◆ **Input records**
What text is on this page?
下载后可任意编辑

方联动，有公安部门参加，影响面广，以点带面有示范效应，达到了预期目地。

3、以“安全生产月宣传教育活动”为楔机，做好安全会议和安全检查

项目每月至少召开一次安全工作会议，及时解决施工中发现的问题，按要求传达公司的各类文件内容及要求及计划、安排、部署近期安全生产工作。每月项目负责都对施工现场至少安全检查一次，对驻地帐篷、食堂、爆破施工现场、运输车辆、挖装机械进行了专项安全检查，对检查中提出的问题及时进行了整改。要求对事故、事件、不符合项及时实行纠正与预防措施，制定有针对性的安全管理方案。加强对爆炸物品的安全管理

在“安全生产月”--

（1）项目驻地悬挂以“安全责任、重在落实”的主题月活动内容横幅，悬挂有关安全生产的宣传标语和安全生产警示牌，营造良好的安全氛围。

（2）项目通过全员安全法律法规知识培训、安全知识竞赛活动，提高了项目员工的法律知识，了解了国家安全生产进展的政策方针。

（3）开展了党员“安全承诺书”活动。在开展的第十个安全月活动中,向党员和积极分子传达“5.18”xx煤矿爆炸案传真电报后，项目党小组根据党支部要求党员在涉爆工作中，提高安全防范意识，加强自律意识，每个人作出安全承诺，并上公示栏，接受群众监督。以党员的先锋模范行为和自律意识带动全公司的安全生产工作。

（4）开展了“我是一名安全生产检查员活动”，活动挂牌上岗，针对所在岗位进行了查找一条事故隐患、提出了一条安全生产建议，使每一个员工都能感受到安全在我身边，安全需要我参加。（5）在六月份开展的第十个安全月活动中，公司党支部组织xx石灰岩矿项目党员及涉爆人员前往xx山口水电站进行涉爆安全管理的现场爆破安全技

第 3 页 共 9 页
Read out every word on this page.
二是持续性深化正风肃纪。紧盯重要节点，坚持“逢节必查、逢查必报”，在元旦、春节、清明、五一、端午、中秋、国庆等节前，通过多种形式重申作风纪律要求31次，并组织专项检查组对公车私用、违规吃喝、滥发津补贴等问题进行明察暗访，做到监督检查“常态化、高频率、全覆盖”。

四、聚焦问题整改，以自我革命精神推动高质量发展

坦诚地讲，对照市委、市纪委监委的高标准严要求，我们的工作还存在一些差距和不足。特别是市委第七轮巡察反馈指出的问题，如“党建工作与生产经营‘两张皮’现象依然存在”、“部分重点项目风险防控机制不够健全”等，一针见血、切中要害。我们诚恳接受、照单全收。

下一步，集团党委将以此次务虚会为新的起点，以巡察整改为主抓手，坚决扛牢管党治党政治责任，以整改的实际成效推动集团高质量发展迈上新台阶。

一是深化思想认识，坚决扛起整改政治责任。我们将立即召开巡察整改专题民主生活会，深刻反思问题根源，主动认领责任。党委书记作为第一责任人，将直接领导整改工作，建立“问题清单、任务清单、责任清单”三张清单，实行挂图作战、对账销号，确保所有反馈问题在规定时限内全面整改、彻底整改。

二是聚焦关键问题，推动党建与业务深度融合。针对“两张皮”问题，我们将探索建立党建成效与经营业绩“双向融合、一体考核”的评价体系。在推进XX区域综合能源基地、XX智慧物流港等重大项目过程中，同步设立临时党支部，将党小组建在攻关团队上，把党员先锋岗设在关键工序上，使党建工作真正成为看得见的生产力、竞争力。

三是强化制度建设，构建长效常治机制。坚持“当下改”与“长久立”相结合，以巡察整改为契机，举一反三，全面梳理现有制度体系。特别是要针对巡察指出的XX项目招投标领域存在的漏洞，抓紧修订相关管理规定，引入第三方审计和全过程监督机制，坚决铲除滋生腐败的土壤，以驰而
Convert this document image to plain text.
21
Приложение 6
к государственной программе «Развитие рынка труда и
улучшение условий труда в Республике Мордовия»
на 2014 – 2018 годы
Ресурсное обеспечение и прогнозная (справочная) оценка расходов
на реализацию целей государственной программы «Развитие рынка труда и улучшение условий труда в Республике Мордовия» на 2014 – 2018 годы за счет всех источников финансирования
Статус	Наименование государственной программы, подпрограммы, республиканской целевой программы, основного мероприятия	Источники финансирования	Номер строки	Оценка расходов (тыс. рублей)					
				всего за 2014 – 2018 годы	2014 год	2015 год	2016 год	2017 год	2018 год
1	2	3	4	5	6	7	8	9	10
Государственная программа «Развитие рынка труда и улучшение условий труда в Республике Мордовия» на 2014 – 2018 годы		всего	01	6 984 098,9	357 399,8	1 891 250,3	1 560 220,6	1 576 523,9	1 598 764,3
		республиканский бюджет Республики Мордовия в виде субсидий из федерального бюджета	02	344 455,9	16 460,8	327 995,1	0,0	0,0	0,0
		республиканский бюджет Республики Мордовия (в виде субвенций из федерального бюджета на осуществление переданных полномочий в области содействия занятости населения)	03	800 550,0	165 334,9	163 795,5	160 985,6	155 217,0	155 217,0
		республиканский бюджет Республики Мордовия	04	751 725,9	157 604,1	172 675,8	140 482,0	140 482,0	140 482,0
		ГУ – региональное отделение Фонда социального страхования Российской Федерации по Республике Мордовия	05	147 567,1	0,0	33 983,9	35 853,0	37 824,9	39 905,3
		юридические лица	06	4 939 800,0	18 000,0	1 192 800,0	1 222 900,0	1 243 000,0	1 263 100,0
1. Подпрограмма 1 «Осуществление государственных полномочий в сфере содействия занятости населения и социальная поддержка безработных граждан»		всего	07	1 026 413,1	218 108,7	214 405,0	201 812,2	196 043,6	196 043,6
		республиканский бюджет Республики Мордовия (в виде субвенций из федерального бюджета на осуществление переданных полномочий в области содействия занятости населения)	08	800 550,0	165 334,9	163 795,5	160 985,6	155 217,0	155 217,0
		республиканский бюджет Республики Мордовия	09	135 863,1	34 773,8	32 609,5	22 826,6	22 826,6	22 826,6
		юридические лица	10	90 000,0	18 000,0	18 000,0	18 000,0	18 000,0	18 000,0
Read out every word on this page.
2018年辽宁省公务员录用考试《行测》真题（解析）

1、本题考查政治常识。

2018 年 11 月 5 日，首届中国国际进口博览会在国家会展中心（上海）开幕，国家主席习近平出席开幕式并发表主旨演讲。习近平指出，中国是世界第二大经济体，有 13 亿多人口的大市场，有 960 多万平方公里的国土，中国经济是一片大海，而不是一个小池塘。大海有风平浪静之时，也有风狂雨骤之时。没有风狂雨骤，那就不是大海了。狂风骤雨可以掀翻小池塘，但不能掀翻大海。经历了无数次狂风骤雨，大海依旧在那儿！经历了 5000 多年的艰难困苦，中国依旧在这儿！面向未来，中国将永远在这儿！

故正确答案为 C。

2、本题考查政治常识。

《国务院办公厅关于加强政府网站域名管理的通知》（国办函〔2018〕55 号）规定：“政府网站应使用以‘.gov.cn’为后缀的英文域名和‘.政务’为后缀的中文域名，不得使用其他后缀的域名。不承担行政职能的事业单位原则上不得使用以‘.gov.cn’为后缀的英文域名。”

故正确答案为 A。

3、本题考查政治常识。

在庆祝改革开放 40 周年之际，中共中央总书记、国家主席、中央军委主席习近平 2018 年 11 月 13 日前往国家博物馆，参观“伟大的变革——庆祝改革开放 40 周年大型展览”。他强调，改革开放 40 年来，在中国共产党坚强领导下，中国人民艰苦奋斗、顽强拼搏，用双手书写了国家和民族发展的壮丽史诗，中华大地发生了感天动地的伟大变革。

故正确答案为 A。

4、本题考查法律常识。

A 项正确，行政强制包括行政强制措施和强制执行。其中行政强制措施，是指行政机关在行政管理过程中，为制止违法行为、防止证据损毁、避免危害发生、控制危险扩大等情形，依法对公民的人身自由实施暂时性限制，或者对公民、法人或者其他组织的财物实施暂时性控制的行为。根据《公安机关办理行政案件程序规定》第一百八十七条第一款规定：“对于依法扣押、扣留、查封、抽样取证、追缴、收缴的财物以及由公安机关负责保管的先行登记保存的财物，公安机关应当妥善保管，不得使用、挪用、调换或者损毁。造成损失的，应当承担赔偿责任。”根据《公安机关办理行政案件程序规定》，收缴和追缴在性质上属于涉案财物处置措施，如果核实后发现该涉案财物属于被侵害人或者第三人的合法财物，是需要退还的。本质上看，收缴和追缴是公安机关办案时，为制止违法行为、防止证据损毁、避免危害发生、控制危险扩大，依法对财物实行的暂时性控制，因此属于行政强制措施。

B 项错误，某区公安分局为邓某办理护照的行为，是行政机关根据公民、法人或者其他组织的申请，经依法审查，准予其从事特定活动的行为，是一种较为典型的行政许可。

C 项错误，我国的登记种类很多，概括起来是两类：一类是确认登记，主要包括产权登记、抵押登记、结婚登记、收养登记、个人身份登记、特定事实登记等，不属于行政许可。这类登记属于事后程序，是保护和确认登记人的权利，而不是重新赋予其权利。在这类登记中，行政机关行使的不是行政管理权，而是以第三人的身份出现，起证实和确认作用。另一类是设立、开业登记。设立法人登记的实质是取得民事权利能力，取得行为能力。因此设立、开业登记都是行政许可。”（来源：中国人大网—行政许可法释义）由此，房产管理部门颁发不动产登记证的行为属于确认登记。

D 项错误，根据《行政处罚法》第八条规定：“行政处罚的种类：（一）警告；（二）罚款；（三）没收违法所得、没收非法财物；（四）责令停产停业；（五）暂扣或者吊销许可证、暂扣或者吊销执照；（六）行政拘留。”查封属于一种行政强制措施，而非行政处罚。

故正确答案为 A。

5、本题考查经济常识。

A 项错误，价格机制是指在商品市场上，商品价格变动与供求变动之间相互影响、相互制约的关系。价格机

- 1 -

◆ **What is required**
Respond with the number of lines containing "бюджета" and no additional words.

◆ **Answer below**
3